Start of DATA SUPPLIED

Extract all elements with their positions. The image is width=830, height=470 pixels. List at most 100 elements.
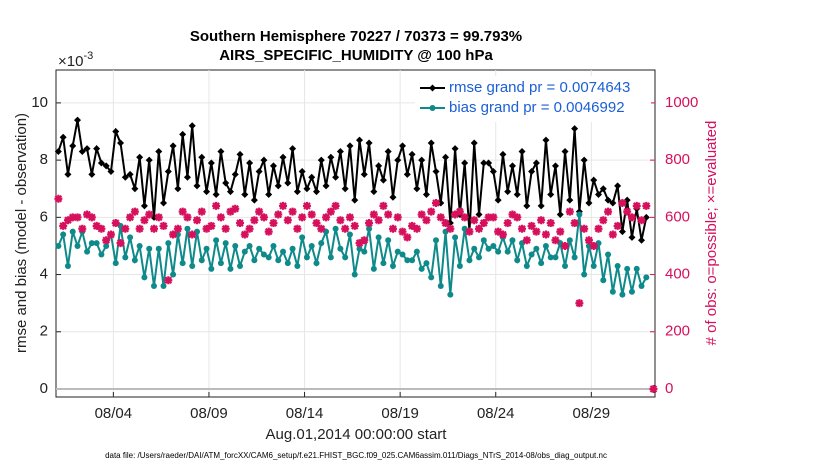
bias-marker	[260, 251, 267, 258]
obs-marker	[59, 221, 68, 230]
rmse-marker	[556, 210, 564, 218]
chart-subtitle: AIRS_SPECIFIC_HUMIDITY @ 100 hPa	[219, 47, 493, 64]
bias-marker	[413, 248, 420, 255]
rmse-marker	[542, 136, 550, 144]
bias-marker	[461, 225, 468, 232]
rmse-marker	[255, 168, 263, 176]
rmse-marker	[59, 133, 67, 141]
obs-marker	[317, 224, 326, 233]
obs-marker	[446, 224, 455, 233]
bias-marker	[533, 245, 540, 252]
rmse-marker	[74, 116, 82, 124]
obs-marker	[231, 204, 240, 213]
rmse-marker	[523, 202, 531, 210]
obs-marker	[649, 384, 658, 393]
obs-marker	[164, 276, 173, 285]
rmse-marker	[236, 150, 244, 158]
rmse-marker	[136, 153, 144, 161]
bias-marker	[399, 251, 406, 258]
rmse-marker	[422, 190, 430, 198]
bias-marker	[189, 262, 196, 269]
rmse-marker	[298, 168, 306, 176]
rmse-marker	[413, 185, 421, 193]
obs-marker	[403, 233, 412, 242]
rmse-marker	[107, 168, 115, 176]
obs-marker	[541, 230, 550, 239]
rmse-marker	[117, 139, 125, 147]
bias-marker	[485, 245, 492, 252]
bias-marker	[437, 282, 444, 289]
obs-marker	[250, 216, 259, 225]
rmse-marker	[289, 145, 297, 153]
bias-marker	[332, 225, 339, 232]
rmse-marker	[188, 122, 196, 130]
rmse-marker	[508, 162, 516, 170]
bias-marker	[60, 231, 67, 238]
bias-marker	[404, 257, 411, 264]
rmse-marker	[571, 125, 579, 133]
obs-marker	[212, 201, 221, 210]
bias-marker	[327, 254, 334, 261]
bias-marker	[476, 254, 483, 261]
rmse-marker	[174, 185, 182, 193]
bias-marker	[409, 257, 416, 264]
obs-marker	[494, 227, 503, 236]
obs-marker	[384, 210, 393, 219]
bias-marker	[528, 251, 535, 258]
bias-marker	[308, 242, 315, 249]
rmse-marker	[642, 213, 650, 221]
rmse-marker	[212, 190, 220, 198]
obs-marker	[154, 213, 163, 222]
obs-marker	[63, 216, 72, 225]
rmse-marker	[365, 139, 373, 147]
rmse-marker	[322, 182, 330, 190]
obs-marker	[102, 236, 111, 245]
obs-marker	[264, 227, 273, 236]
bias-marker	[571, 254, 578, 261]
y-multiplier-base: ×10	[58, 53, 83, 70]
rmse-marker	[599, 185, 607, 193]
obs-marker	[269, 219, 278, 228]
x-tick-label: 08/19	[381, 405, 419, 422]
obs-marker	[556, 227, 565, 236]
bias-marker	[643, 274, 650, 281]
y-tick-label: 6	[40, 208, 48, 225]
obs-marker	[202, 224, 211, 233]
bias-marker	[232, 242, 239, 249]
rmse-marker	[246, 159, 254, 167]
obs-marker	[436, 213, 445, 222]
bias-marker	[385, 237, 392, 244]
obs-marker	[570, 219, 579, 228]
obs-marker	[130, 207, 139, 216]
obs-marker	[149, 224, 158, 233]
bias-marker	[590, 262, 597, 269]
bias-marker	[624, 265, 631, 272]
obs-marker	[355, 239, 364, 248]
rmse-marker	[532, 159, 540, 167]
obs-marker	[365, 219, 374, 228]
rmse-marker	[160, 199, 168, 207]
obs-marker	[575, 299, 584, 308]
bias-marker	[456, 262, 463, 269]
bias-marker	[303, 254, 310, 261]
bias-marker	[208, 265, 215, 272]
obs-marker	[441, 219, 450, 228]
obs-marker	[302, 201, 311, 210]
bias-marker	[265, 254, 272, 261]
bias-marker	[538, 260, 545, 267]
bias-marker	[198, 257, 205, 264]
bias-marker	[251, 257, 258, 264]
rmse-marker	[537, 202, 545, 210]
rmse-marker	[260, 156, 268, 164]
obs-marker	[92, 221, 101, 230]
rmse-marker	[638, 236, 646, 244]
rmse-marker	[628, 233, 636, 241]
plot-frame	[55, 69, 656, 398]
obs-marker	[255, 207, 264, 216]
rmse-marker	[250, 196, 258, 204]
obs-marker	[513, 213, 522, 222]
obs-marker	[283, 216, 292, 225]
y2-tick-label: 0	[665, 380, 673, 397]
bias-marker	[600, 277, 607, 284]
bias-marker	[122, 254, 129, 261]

End of DATA SUPPLIED

Update everything from the row containing "251, 267, 258]" down to the row containing "168, 306, 176]" by replacing "chart-subtitle" with "chart-title" and keeping all else the same. Give back only those rows.

■ THE RESPONSE:
bias-marker	[260, 251, 267, 258]
obs-marker	[59, 221, 68, 230]
rmse-marker	[556, 210, 564, 218]
chart-title: AIRS_SPECIFIC_HUMIDITY @ 100 hPa	[219, 47, 493, 64]
bias-marker	[413, 248, 420, 255]
rmse-marker	[542, 136, 550, 144]
bias-marker	[461, 225, 468, 232]
rmse-marker	[255, 168, 263, 176]
rmse-marker	[59, 133, 67, 141]
obs-marker	[317, 224, 326, 233]
obs-marker	[446, 224, 455, 233]
bias-marker	[533, 245, 540, 252]
rmse-marker	[74, 116, 82, 124]
obs-marker	[231, 204, 240, 213]
rmse-marker	[523, 202, 531, 210]
obs-marker	[649, 384, 658, 393]
obs-marker	[164, 276, 173, 285]
rmse-marker	[236, 150, 244, 158]
rmse-marker	[136, 153, 144, 161]
bias-marker	[399, 251, 406, 258]
rmse-marker	[422, 190, 430, 198]
bias-marker	[189, 262, 196, 269]
rmse-marker	[298, 168, 306, 176]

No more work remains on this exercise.